=== WHAT YOU ARE ASKED TO DO ===
Render the listing below as a Markdown table with the columns "Row" and "Line," numbering each line in sequence and omitting blank lines and the pictures.

** Begin **

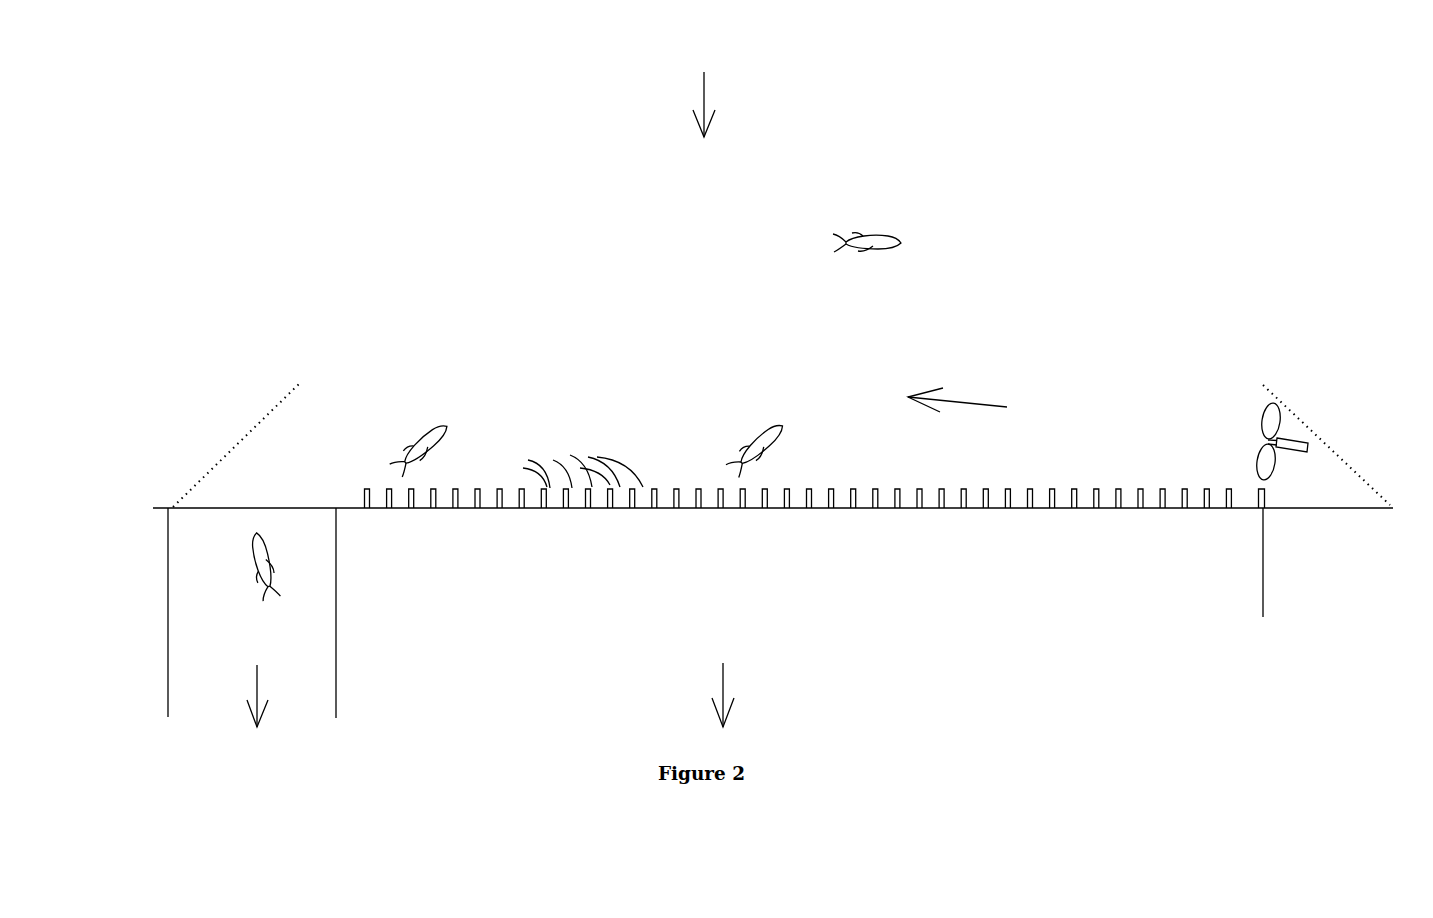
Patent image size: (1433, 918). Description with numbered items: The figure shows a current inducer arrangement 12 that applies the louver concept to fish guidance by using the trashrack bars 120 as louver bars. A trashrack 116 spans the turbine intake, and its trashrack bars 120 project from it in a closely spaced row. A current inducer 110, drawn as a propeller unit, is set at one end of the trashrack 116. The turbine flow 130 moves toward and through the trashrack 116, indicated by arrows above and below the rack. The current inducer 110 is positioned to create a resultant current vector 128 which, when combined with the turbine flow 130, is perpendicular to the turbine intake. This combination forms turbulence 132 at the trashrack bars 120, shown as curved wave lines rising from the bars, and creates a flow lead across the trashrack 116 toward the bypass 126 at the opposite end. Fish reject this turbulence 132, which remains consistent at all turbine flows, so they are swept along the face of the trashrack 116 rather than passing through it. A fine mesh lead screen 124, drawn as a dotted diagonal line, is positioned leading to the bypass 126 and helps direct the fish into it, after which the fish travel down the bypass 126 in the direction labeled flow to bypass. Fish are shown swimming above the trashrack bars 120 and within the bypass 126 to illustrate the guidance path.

The fish guidance system 12 is at (1345, 458).
The current inducer 110 is at (1257, 417).
The trashrack 116 is at (995, 517).
The trashrack bars 120 is at (967, 484).
The fine mesh lead screen 124 is at (262, 415).
The bypass 126 is at (276, 628).
The resultant current vector 128 is at (969, 398).
The turbine flow 130 is at (710, 88).
The turbulence 132 is at (560, 458).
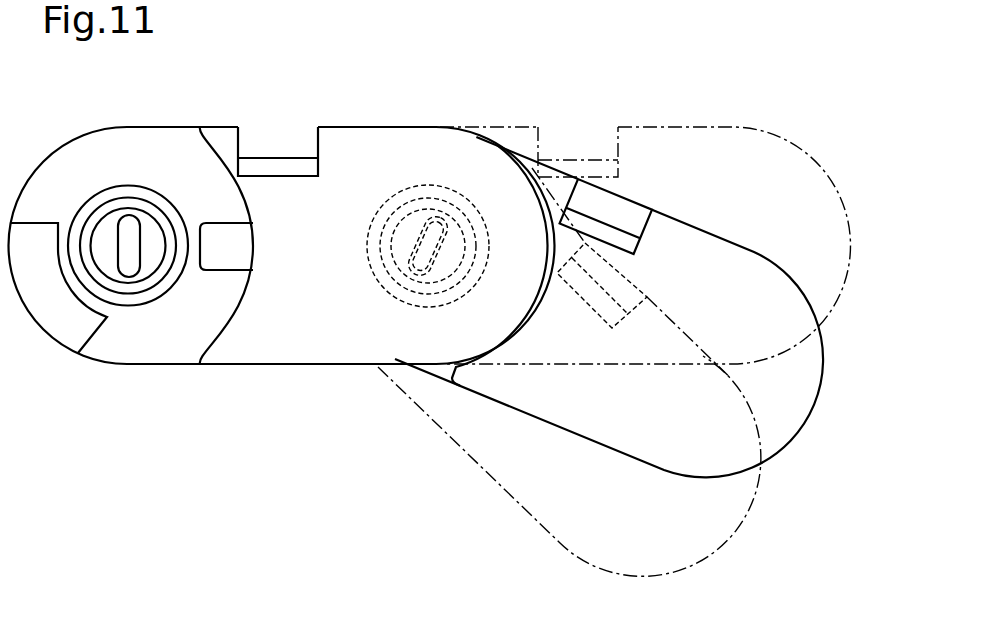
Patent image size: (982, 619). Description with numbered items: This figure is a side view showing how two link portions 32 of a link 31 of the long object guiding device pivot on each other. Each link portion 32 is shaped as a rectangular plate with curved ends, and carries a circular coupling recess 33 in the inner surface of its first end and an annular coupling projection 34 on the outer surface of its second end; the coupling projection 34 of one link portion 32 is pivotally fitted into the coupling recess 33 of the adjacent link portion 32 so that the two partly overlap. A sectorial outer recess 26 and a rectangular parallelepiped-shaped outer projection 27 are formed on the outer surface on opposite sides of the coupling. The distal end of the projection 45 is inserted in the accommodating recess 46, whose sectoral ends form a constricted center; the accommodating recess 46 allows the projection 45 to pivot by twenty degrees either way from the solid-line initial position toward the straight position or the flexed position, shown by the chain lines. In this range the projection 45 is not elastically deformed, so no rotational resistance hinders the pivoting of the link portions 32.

The outer recess 26 is at (48, 318).
The outer projection 27 is at (234, 242).
The link 31 is at (99, 126).
The link portion 32 is at (175, 126).
The coupling recess 33 is at (458, 254).
The coupling projection 34 is at (141, 202).
The projection 45 is at (122, 222).
The accommodating recess 46 is at (440, 210).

** End **

=== COMPLETED EXERCISE ===
| Row | Line |
|---|---|
| 1 | Patent image size: (1433, 918). Description with numbered items: The figure shows a current inducer arrangement 12 that applies the louver concept to fish guidance by using the trashrack bars 120 as louver bars. A trashrack 116 spans the turbine intake, and its trashrack bars 120 project from it in a closely spaced row. A current inducer 110, drawn as a propeller unit, is set at one end of the trashrack 116. The turbine flow 130 moves toward and through the trashrack 116, indicated by arrows above and below the rack. The current inducer 110 is positioned to create a resultant current vector 128 which, when combined with the turbine flow 130, is perpendicular to the turbine intake. This combination forms turbulence 132 at the trashrack bars 120, shown as curved wave lines rising from the bars, and creates a flow lead across the trashrack 116 toward the bypass 126 at the opposite end. Fish reject this turbulence 132, which remains consistent at all turbine flows, so they are swept along the face of the trashrack 116 rather than passing through it. A fine mesh lead screen 124, drawn as a dotted diagonal line, is positioned leading to the bypass 126 and helps direct the fish into it, after which the fish travel down the bypass 126 in the direction labeled flow to bypass. Fish are shown swimming above the trashrack bars 120 and within the bypass 126 to illustrate the guidance path. |
| 2 | The fish guidance system 12 is at (1345, 458). |
| 3 | The current inducer 110 is at (1257, 417). |
| 4 | The trashrack 116 is at (995, 517). |
| 5 | The trashrack bars 120 is at (967, 484). |
| 6 | The fine mesh lead screen 124 is at (262, 415). |
| 7 | The bypass 126 is at (276, 628). |
| 8 | The resultant current vector 128 is at (969, 398). |
| 9 | The turbine flow 130 is at (710, 88). |
| 10 | The turbulence 132 is at (560, 458). |
| 11 | Patent image size: (982, 619). Description with numbered items: This figure is a side view showing how two link portions 32 of a link 31 of the long object guiding device pivot on each other. Each link portion 32 is shaped as a rectangular plate with curved ends, and carries a circular coupling recess 33 in the inner surface of its first end and an annular coupling projection 34 on the outer surface of its second end; the coupling projection 34 of one link portion 32 is pivotally fitted into the coupling recess 33 of the adjacent link portion 32 so that the two partly overlap. A sectorial outer recess 26 and a rectangular parallelepiped-shaped outer projection 27 are formed on the outer surface on opposite sides of the coupling. The distal end of the projection 45 is inserted in the accommodating recess 46, whose sectoral ends form a constricted center; the accommodating recess 46 allows the projection 45 to pivot by twenty degrees either way from the solid-line initial position toward the straight position or the flexed position, shown by the chain lines. In this range the projection 45 is not elastically deformed, so no rotational resistance hinders the pivoting of the link portions 32. |
| 12 | The outer recess 26 is at (48, 318). |
| 13 | The outer projection 27 is at (234, 242). |
| 14 | The link 31 is at (99, 126). |
| 15 | The link portion 32 is at (175, 126). |
| 16 | The coupling recess 33 is at (458, 254). |
| 17 | The coupling projection 34 is at (141, 202). |
| 18 | The projection 45 is at (122, 222). |
| 19 | The accommodating recess 46 is at (440, 210). |